### Exercise aim
In the court passage below, how is the defense of an accord and satisfaction characterized?

START Document passage

Such terms, however, never were complied with, the Seabury and Colburn notes never having been delivered or tendered, or the $540 note paid; so that the agreement* as originally adopted, was never carried out. It is claimed* however, that the time of performance was not of the essence of the contract, and that the other parties have so conducted themselves in reference thereto as to make it immaterial, and that part performance has been accepted. The defense of an accord and satisfaction was entirely legal, and not equitable. There was no equity extending the time for performance beyond that fixed in such original agreement, until the new arrangement was afterwards made, to accept the defendant’s note in place of Seabury’s, which extended it to the time of such acceptance, and disposed of that act of part performance. The correspondence of the 20th of September, possibly extended the time of payment of cash required by the original terms of settlement to the maturity of the defendant's note then given. The acceptance of the assignment of the Dixon & Co. account would, if the note had been delivered, have been a compliance with that condition of the settlement. But the defendant's refusal to deliver such note, unconditionally, and the consequent notification to him by the other parties of the termination of such negotiation for a settlement took away all right to further delay. Even if it had not, and the time for obtaining the Col-burn note was prolonged until that time, that note never was offered, nor was the delay accounted for. The original arrangement was, therefore, never carried out, nor any modification, without which the defendant remained liable on his notes.

END Document passage
START Material shown

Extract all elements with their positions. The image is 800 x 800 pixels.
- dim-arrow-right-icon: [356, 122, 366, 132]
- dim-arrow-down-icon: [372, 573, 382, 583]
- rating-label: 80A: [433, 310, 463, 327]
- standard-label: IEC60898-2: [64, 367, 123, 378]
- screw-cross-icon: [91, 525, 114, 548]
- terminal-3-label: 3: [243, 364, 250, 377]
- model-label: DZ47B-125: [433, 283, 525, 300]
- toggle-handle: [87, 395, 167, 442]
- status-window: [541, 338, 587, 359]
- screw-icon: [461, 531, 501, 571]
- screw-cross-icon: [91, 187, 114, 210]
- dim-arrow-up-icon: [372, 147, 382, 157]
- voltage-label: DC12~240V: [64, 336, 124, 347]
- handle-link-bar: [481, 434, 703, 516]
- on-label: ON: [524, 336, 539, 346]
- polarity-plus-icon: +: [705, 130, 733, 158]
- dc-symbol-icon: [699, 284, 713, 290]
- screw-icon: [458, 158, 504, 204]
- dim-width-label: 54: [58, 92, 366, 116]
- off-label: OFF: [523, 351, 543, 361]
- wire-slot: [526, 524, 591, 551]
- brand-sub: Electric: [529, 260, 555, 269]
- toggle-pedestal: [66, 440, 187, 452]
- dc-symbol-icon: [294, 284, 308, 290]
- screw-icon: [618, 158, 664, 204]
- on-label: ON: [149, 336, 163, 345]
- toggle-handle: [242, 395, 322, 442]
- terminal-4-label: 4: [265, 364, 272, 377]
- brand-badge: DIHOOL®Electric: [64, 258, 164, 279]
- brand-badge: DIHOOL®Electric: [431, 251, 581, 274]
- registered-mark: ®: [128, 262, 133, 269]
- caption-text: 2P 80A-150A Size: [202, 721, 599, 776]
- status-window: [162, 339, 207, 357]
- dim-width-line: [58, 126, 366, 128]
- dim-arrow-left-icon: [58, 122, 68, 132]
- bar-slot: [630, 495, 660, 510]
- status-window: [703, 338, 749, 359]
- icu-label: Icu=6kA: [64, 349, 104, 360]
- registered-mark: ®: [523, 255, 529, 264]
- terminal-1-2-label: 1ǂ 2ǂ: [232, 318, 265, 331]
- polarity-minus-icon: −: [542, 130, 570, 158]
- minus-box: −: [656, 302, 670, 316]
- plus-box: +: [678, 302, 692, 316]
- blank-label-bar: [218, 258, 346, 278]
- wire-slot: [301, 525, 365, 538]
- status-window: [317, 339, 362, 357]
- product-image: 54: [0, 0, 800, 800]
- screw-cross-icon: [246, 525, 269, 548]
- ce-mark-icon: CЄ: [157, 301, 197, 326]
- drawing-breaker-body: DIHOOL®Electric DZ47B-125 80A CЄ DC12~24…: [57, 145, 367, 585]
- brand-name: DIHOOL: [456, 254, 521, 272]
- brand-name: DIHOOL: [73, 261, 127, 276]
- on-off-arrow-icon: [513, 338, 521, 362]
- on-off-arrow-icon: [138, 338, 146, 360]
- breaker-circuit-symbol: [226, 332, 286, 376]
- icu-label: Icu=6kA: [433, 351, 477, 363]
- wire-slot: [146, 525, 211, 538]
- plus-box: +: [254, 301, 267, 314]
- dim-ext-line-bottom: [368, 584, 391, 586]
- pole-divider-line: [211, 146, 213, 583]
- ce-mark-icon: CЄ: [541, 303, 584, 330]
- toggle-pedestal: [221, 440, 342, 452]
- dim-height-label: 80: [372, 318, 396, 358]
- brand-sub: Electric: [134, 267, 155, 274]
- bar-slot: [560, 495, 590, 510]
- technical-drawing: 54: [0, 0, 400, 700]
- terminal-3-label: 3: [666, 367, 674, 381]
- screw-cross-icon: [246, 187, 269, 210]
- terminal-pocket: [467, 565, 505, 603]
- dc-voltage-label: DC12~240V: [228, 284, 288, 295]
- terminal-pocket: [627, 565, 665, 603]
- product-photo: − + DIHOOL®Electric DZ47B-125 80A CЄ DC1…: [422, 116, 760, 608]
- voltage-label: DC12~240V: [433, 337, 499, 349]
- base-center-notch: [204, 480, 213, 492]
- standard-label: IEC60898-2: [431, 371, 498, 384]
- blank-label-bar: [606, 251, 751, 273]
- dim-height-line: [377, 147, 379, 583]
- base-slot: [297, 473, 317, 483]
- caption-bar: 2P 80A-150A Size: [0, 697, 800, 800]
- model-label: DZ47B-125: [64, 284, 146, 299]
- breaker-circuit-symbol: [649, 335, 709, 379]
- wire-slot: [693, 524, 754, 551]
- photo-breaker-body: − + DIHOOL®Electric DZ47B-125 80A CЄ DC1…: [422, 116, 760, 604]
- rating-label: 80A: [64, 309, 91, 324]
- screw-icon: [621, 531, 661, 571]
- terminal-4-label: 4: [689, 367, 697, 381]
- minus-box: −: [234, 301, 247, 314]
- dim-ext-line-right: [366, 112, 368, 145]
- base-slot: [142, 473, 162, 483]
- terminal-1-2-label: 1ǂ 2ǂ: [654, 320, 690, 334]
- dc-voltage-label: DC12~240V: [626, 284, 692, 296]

END Material shown

### Result for this exercise
It was entirely legal, and not equitable.